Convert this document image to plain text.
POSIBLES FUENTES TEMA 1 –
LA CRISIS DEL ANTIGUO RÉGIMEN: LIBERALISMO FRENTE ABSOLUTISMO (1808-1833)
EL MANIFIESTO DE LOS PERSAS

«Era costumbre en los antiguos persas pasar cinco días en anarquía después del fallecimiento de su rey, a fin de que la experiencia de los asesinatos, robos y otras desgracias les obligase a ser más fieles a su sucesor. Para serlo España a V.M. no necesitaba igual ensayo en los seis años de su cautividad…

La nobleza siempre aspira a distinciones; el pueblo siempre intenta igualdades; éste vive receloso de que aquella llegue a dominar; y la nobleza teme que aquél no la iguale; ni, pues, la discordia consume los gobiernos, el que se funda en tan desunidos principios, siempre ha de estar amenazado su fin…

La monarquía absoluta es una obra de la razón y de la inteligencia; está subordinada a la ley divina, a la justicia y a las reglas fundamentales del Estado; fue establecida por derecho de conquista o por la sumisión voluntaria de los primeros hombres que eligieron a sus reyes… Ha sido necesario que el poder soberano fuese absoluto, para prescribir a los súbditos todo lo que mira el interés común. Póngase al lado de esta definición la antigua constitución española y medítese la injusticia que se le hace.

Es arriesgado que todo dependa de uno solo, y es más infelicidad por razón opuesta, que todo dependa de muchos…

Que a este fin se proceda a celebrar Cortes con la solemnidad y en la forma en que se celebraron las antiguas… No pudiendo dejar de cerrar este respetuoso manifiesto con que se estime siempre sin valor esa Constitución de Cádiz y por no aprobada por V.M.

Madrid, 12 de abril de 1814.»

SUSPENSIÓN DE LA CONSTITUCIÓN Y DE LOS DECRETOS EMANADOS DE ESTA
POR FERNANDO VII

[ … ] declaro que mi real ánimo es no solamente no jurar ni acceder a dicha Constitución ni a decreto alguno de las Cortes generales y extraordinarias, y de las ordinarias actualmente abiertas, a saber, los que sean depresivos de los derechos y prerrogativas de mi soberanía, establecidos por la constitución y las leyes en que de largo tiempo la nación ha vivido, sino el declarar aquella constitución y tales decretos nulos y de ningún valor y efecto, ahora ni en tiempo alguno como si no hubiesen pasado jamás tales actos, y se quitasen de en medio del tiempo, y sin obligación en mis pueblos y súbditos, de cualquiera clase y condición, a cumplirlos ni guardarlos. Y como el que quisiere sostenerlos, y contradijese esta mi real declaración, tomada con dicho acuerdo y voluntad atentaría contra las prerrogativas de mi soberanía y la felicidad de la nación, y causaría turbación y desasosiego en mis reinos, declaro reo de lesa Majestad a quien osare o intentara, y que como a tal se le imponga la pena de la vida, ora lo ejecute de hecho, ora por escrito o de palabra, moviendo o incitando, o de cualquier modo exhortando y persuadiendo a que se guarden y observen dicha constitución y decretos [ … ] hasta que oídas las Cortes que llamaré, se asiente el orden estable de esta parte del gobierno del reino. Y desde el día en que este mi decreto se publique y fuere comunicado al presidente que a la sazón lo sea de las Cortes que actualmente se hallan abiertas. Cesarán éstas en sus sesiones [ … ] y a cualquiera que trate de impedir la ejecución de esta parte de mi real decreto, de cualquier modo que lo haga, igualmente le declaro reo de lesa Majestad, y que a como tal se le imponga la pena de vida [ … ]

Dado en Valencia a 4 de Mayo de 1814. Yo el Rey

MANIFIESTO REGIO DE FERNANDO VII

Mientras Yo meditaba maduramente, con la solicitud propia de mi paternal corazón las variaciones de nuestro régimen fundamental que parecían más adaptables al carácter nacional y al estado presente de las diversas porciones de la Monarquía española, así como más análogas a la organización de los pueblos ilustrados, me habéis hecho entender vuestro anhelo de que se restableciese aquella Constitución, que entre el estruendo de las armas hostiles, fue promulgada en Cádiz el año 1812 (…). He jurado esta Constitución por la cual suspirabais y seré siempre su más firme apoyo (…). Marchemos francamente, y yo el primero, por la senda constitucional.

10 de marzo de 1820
________________
(Aim) Copy out every line holding the string "FERNANDO".

(Task output)
POR FERNANDO VII
MANIFIESTO REGIO DE FERNANDO VII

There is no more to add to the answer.